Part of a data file
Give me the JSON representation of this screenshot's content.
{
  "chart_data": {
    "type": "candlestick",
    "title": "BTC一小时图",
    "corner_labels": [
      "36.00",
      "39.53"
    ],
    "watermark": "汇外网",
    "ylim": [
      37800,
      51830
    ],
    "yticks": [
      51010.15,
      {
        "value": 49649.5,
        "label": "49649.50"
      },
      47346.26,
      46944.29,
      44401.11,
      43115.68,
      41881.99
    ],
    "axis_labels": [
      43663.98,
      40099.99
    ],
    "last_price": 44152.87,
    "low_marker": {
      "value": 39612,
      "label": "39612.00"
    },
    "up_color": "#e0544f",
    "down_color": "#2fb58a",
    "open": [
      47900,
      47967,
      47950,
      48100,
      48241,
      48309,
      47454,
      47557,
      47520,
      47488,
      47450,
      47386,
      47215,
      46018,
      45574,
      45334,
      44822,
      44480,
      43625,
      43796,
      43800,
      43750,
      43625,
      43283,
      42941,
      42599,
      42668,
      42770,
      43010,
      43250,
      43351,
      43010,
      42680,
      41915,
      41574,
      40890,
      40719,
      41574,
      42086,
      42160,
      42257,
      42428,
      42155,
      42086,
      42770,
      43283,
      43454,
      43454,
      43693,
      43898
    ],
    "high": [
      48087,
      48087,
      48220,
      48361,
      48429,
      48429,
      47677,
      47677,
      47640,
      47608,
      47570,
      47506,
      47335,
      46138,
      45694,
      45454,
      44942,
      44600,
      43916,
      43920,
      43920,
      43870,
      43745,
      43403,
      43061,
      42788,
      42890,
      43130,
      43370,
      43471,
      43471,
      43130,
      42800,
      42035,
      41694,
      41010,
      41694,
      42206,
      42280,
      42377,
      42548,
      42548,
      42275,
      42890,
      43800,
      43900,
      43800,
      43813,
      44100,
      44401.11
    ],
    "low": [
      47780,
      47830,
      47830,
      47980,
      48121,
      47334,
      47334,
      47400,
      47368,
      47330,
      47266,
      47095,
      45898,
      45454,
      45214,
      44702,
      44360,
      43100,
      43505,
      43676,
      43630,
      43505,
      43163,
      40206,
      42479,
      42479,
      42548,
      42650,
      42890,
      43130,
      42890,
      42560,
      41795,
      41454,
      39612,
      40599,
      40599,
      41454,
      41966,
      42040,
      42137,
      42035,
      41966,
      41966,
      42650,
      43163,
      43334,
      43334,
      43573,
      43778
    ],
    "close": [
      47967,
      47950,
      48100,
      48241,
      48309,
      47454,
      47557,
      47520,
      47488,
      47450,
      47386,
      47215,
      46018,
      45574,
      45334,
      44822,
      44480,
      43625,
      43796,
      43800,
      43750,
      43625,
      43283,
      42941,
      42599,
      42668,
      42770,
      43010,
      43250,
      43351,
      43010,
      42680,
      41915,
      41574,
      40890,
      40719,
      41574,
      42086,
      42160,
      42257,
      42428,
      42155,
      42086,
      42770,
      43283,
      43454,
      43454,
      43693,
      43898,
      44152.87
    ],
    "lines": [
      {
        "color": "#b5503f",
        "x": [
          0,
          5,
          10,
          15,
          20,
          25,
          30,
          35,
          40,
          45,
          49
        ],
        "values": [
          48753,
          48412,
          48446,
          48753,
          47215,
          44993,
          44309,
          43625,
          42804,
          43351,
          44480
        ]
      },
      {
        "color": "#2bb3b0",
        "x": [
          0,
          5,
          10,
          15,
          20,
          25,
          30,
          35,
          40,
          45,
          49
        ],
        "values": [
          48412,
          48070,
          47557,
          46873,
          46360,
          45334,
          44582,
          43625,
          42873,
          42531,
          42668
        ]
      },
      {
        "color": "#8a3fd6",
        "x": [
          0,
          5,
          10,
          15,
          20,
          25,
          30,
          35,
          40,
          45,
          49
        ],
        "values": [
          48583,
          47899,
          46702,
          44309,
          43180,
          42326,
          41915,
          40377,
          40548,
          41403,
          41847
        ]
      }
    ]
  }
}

TO BE DONE =>
Would you restate each of the entries word for word?

WRITTEN ANSWER =>
Give me the JSON representation of this screenshot's content.
{
  "chart_data": {
    "type": "candlestick",
    "title": "BTC一小时图",
    "corner_labels": [
      "36.00",
      "39.53"
    ],
    "watermark": "汇外网",
    "ylim": [
      37800,
      51830
    ],
    "yticks": [
      51010.15,
      {
        "value": 49649.5,
        "label": "49649.50"
      },
      47346.26,
      46944.29,
      44401.11,
      43115.68,
      41881.99
    ],
    "axis_labels": [
      43663.98,
      40099.99
    ],
    "last_price": 44152.87,
    "low_marker": {
      "value": 39612,
      "label": "39612.00"
    },
    "up_color": "#e0544f",
    "down_color": "#2fb58a",
    "open": [
      47900,
      47967,
      47950,
      48100,
      48241,
      48309,
      47454,
      47557,
      47520,
      47488,
      47450,
      47386,
      47215,
      46018,
      45574,
      45334,
      44822,
      44480,
      43625,
      43796,
      43800,
      43750,
      43625,
      43283,
      42941,
      42599,
      42668,
      42770,
      43010,
      43250,
      43351,
      43010,
      42680,
      41915,
      41574,
      40890,
      40719,
      41574,
      42086,
      42160,
      42257,
      42428,
      42155,
      42086,
      42770,
      43283,
      43454,
      43454,
      43693,
      43898
    ],
    "high": [
      48087,
      48087,
      48220,
      48361,
      48429,
      48429,
      47677,
      47677,
      47640,
      47608,
      47570,
      47506,
      47335,
      46138,
      45694,
      45454,
      44942,
      44600,
      43916,
      43920,
      43920,
      43870,
      43745,
      43403,
      43061,
      42788,
      42890,
      43130,
      43370,
      43471,
      43471,
      43130,
      42800,
      42035,
      41694,
      41010,
      41694,
      42206,
      42280,
      42377,
      42548,
      42548,
      42275,
      42890,
      43800,
      43900,
      43800,
      43813,
      44100,
      44401.11
    ],
    "low": [
      47780,
      47830,
      47830,
      47980,
      48121,
      47334,
      47334,
      47400,
      47368,
      47330,
      47266,
      47095,
      45898,
      45454,
      45214,
      44702,
      44360,
      43100,
      43505,
      43676,
      43630,
      43505,
      43163,
      40206,
      42479,
      42479,
      42548,
      42650,
      42890,
      43130,
      42890,
      42560,
      41795,
      41454,
      39612,
      40599,
      40599,
      41454,
      41966,
      42040,
      42137,
      42035,
      41966,
      41966,
      42650,
      43163,
      43334,
      43334,
      43573,
      43778
    ],
    "close": [
      47967,
      47950,
      48100,
      48241,
      48309,
      47454,
      47557,
      47520,
      47488,
      47450,
      47386,
      47215,
      46018,
      45574,
      45334,
      44822,
      44480,
      43625,
      43796,
      43800,
      43750,
      43625,
      43283,
      42941,
      42599,
      42668,
      42770,
      43010,
      43250,
      43351,
      43010,
      42680,
      41915,
      41574,
      40890,
      40719,
      41574,
      42086,
      42160,
      42257,
      42428,
      42155,
      42086,
      42770,
      43283,
      43454,
      43454,
      43693,
      43898,
      44152.87
    ],
    "lines": [
      {
        "color": "#b5503f",
        "x": [
          0,
          5,
          10,
          15,
          20,
          25,
          30,
          35,
          40,
          45,
          49
        ],
        "values": [
          48753,
          48412,
          48446,
          48753,
          47215,
          44993,
          44309,
          43625,
          42804,
          43351,
          44480
        ]
      },
      {
        "color": "#2bb3b0",
        "x": [
          0,
          5,
          10,
          15,
          20,
          25,
          30,
          35,
          40,
          45,
          49
        ],
        "values": [
          48412,
          48070,
          47557,
          46873,
          46360,
          45334,
          44582,
          43625,
          42873,
          42531,
          42668
        ]
      },
      {
        "color": "#8a3fd6",
        "x": [
          0,
          5,
          10,
          15,
          20,
          25,
          30,
          35,
          40,
          45,
          49
        ],
        "values": [
          48583,
          47899,
          46702,
          44309,
          43180,
          42326,
          41915,
          40377,
          40548,
          41403,
          41847
        ]
      }
    ]
  }
}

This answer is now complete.